**WRITTEN PROBLEM**
Leave out any picture and return the remaining listing below exactly as given.

+--

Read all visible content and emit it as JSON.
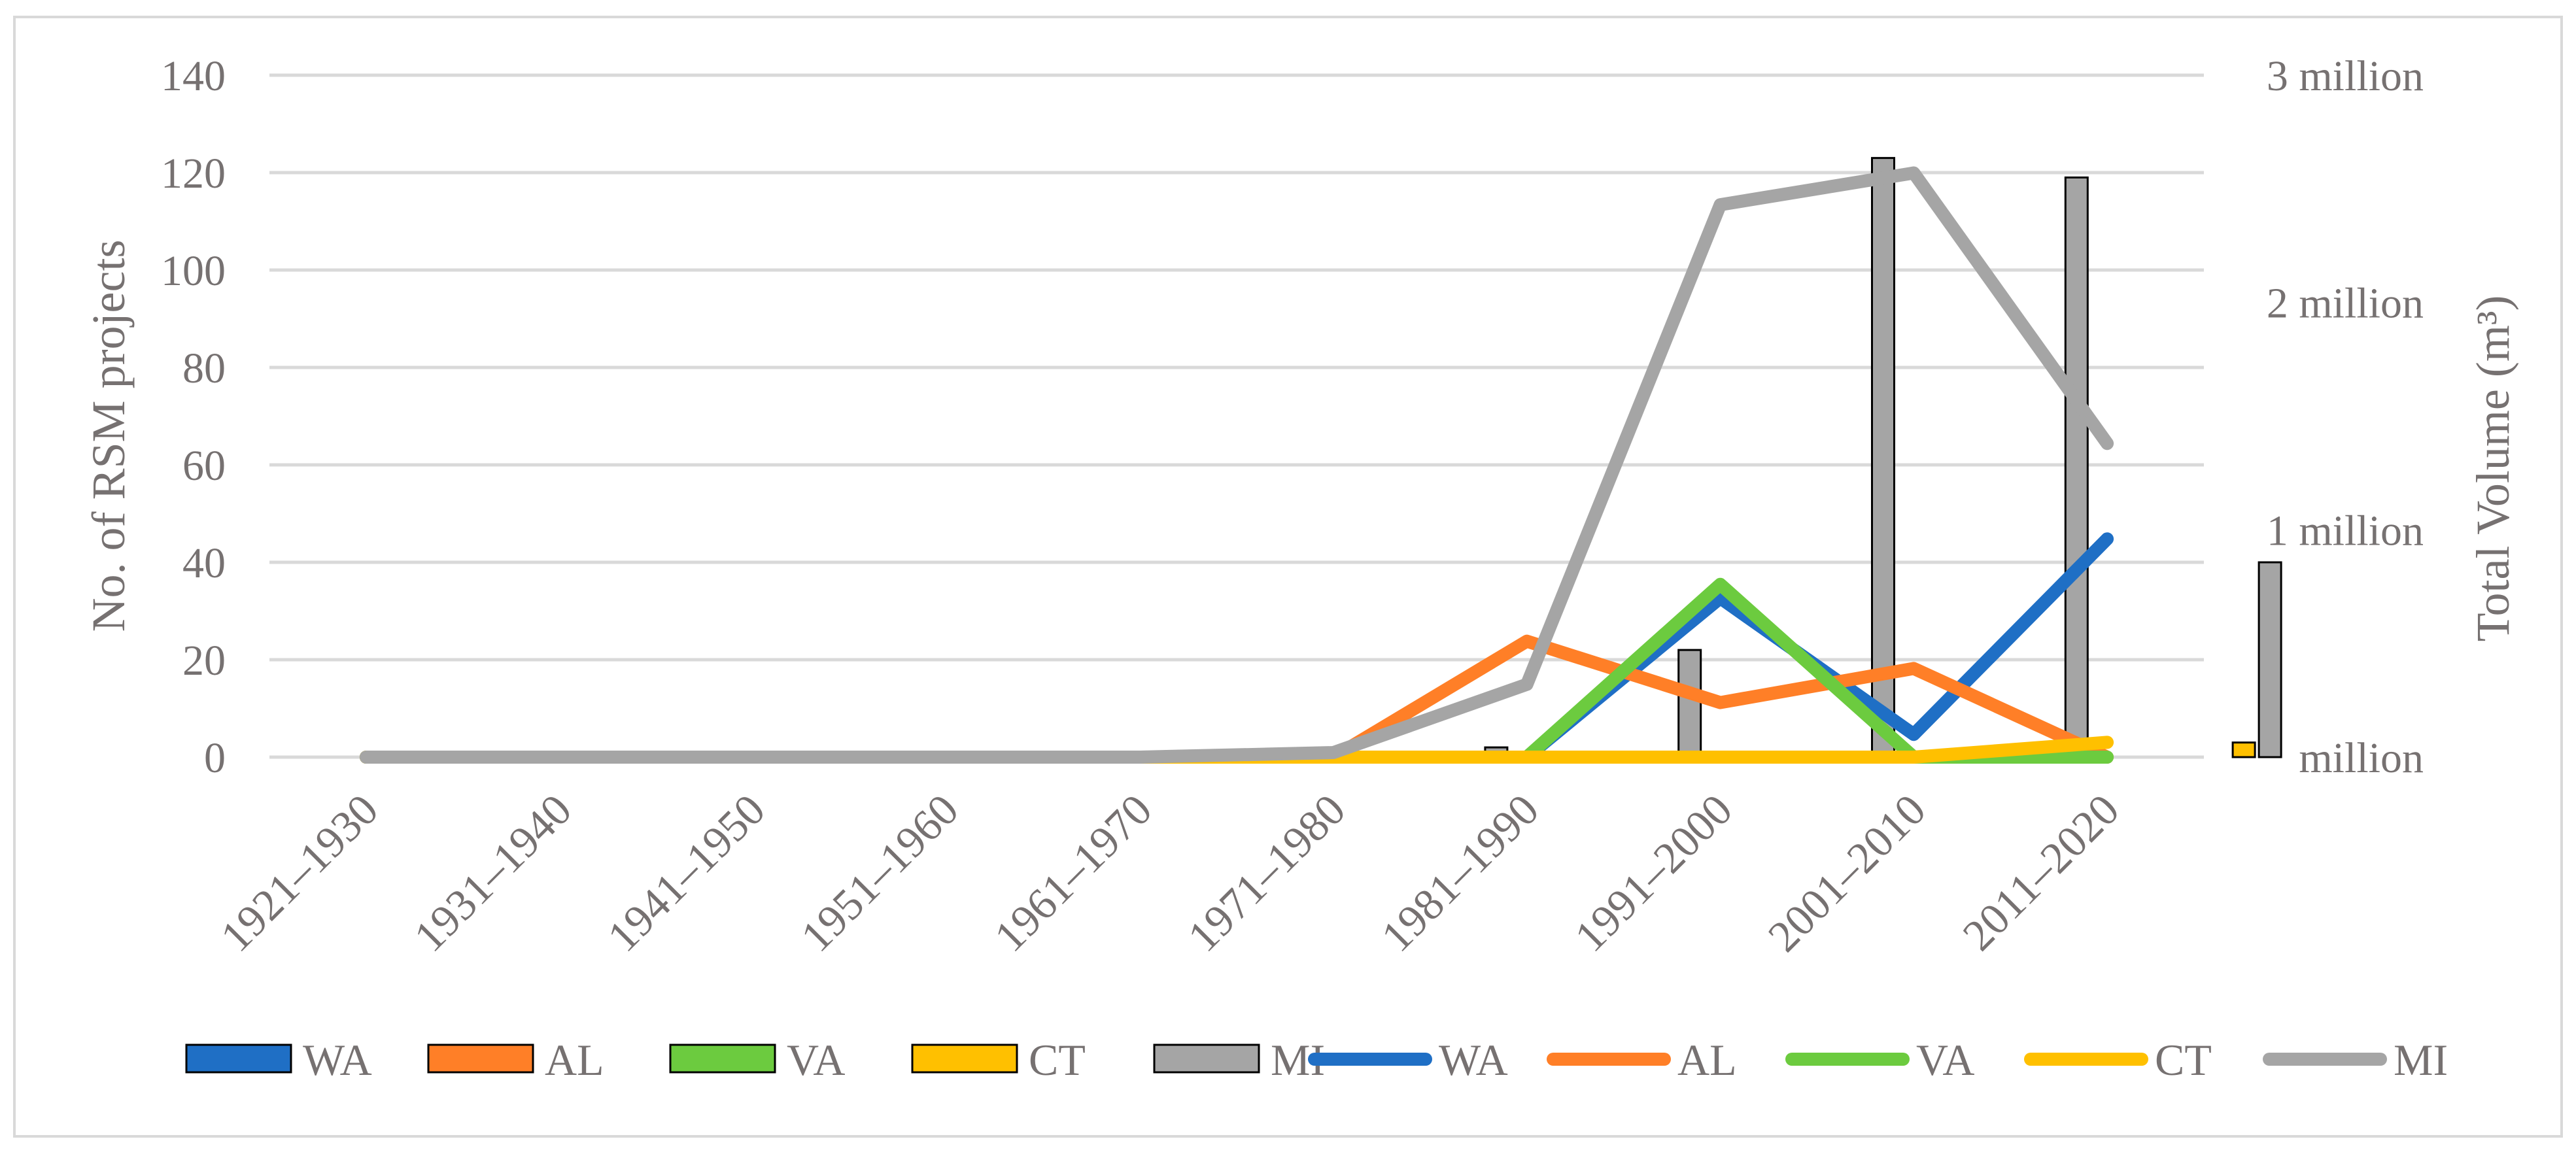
{
  "chart_data": {
    "type": "bar+line",
    "title": "",
    "categories": [
      "1921–1930",
      "1931–1940",
      "1941–1950",
      "1951–1960",
      "1961–1970",
      "1971–1980",
      "1981–1990",
      "1991–2000",
      "2001–2010",
      "2011–2020"
    ],
    "y_left": {
      "label": "No. of RSM projects",
      "range": [
        0,
        140
      ],
      "ticks": [
        "0",
        "20",
        "40",
        "60",
        "80",
        "100",
        "120",
        "140"
      ],
      "tick_values": [
        0,
        20,
        40,
        60,
        80,
        100,
        120,
        140
      ]
    },
    "y_right": {
      "label": "Total Volume (m³)",
      "range": [
        0,
        3000000
      ],
      "ticks": [
        "million",
        "1 million",
        "2 million",
        "3 million"
      ],
      "tick_values": [
        0,
        1000000,
        2000000,
        3000000
      ]
    },
    "grid": true,
    "legend_position": "bottom",
    "bar_series": [
      {
        "name": "WA",
        "color": "#1F6FC5",
        "values": [
          0,
          0,
          0,
          0,
          0,
          0,
          0,
          0,
          0,
          0
        ]
      },
      {
        "name": "AL",
        "color": "#FF7F27",
        "values": [
          0,
          0,
          0,
          0,
          0,
          0,
          0,
          0,
          0,
          0
        ]
      },
      {
        "name": "VA",
        "color": "#6CCB3F",
        "values": [
          0,
          0,
          0,
          0,
          0,
          0,
          0,
          0,
          0,
          0
        ]
      },
      {
        "name": "CT",
        "color": "#FFC000",
        "values": [
          0,
          0,
          0,
          0,
          0,
          0,
          0,
          0,
          0,
          3
        ]
      },
      {
        "name": "MI",
        "color": "#A5A5A5",
        "values": [
          0,
          0,
          0,
          0,
          0,
          2,
          22,
          123,
          119,
          40
        ]
      }
    ],
    "line_series": [
      {
        "name": "WA",
        "color": "#1F6FC5",
        "values": [
          0,
          0,
          0,
          0,
          0,
          0,
          0,
          700000,
          100000,
          960000
        ]
      },
      {
        "name": "AL",
        "color": "#FF7F27",
        "values": [
          0,
          0,
          0,
          0,
          0,
          0,
          510000,
          240000,
          390000,
          0
        ]
      },
      {
        "name": "VA",
        "color": "#6CCB3F",
        "values": [
          0,
          0,
          0,
          0,
          0,
          0,
          0,
          760000,
          0,
          0
        ]
      },
      {
        "name": "CT",
        "color": "#FFC000",
        "values": [
          0,
          0,
          0,
          0,
          0,
          0,
          0,
          0,
          0,
          65000
        ]
      },
      {
        "name": "MI",
        "color": "#A5A5A5",
        "values": [
          0,
          0,
          0,
          0,
          0,
          20000,
          320000,
          2430000,
          2570000,
          1380000
        ]
      }
    ]
  }
}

+--

**ANSWER TO THIS PROBLEM**
Read all visible content and emit it as JSON.
{
  "chart_data": {
    "type": "bar+line",
    "title": "",
    "categories": [
      "1921–1930",
      "1931–1940",
      "1941–1950",
      "1951–1960",
      "1961–1970",
      "1971–1980",
      "1981–1990",
      "1991–2000",
      "2001–2010",
      "2011–2020"
    ],
    "y_left": {
      "label": "No. of RSM projects",
      "range": [
        0,
        140
      ],
      "ticks": [
        "0",
        "20",
        "40",
        "60",
        "80",
        "100",
        "120",
        "140"
      ],
      "tick_values": [
        0,
        20,
        40,
        60,
        80,
        100,
        120,
        140
      ]
    },
    "y_right": {
      "label": "Total Volume (m³)",
      "range": [
        0,
        3000000
      ],
      "ticks": [
        "million",
        "1 million",
        "2 million",
        "3 million"
      ],
      "tick_values": [
        0,
        1000000,
        2000000,
        3000000
      ]
    },
    "grid": true,
    "legend_position": "bottom",
    "bar_series": [
      {
        "name": "WA",
        "color": "#1F6FC5",
        "values": [
          0,
          0,
          0,
          0,
          0,
          0,
          0,
          0,
          0,
          0
        ]
      },
      {
        "name": "AL",
        "color": "#FF7F27",
        "values": [
          0,
          0,
          0,
          0,
          0,
          0,
          0,
          0,
          0,
          0
        ]
      },
      {
        "name": "VA",
        "color": "#6CCB3F",
        "values": [
          0,
          0,
          0,
          0,
          0,
          0,
          0,
          0,
          0,
          0
        ]
      },
      {
        "name": "CT",
        "color": "#FFC000",
        "values": [
          0,
          0,
          0,
          0,
          0,
          0,
          0,
          0,
          0,
          3
        ]
      },
      {
        "name": "MI",
        "color": "#A5A5A5",
        "values": [
          0,
          0,
          0,
          0,
          0,
          2,
          22,
          123,
          119,
          40
        ]
      }
    ],
    "line_series": [
      {
        "name": "WA",
        "color": "#1F6FC5",
        "values": [
          0,
          0,
          0,
          0,
          0,
          0,
          0,
          700000,
          100000,
          960000
        ]
      },
      {
        "name": "AL",
        "color": "#FF7F27",
        "values": [
          0,
          0,
          0,
          0,
          0,
          0,
          510000,
          240000,
          390000,
          0
        ]
      },
      {
        "name": "VA",
        "color": "#6CCB3F",
        "values": [
          0,
          0,
          0,
          0,
          0,
          0,
          0,
          760000,
          0,
          0
        ]
      },
      {
        "name": "CT",
        "color": "#FFC000",
        "values": [
          0,
          0,
          0,
          0,
          0,
          0,
          0,
          0,
          0,
          65000
        ]
      },
      {
        "name": "MI",
        "color": "#A5A5A5",
        "values": [
          0,
          0,
          0,
          0,
          0,
          20000,
          320000,
          2430000,
          2570000,
          1380000
        ]
      }
    ]
  }
}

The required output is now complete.